* _Task prompt_: Locate each line with the string "page" in the listing below and copy it.
[START Material for this exercise]
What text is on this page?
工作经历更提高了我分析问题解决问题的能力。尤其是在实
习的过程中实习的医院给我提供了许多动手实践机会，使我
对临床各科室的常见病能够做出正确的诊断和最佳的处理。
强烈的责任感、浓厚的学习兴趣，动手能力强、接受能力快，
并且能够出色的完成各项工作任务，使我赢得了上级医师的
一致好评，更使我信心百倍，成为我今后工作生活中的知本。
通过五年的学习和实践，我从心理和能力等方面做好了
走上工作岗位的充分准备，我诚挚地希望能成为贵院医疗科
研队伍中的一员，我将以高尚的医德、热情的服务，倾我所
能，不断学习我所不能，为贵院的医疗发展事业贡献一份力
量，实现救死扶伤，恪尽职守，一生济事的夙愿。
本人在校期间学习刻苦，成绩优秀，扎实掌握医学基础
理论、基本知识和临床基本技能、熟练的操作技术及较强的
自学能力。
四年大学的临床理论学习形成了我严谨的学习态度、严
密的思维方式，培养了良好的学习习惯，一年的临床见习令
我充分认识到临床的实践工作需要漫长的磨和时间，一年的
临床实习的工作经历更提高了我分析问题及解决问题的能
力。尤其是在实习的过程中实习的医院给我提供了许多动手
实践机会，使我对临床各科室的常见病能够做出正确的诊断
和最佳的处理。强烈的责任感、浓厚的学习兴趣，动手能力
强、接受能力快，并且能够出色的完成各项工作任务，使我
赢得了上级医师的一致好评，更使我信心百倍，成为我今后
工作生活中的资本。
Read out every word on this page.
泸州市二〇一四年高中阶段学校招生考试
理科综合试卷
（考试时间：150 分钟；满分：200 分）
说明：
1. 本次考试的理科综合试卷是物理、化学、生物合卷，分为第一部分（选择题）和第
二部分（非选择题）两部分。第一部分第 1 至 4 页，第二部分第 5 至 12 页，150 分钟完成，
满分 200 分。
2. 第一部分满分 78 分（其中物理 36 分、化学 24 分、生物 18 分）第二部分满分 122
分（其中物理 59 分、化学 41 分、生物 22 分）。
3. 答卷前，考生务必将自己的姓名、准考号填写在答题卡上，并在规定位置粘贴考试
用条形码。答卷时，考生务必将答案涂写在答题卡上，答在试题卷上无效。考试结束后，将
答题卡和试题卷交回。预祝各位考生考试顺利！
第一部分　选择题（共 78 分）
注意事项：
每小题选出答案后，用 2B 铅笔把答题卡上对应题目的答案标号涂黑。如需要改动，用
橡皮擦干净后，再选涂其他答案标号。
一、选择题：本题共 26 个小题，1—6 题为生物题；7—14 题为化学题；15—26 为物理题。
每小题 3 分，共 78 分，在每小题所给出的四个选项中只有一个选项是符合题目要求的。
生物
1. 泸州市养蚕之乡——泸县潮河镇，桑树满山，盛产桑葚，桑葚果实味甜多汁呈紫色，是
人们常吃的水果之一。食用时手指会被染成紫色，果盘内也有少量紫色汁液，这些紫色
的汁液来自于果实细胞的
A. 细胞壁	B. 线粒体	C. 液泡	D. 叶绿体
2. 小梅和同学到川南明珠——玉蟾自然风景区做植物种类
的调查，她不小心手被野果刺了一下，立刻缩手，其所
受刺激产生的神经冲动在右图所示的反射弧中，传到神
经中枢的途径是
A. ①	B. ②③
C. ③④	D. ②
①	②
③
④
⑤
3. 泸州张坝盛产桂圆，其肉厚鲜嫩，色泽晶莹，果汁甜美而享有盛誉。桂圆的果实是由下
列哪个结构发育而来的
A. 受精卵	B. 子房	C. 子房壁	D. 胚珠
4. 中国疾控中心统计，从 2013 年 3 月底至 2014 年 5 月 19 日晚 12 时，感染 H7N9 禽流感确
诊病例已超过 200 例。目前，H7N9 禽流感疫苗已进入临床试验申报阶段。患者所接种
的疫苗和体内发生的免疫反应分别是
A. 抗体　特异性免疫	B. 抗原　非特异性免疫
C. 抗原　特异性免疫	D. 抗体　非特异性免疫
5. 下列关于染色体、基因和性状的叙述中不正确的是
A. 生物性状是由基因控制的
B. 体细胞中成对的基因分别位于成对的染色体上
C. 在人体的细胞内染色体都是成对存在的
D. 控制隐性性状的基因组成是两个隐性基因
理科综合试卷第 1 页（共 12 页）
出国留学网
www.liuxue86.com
[END Material for this exercise]
* _Written reply_:
What text is on this page?
Read out every word on this page.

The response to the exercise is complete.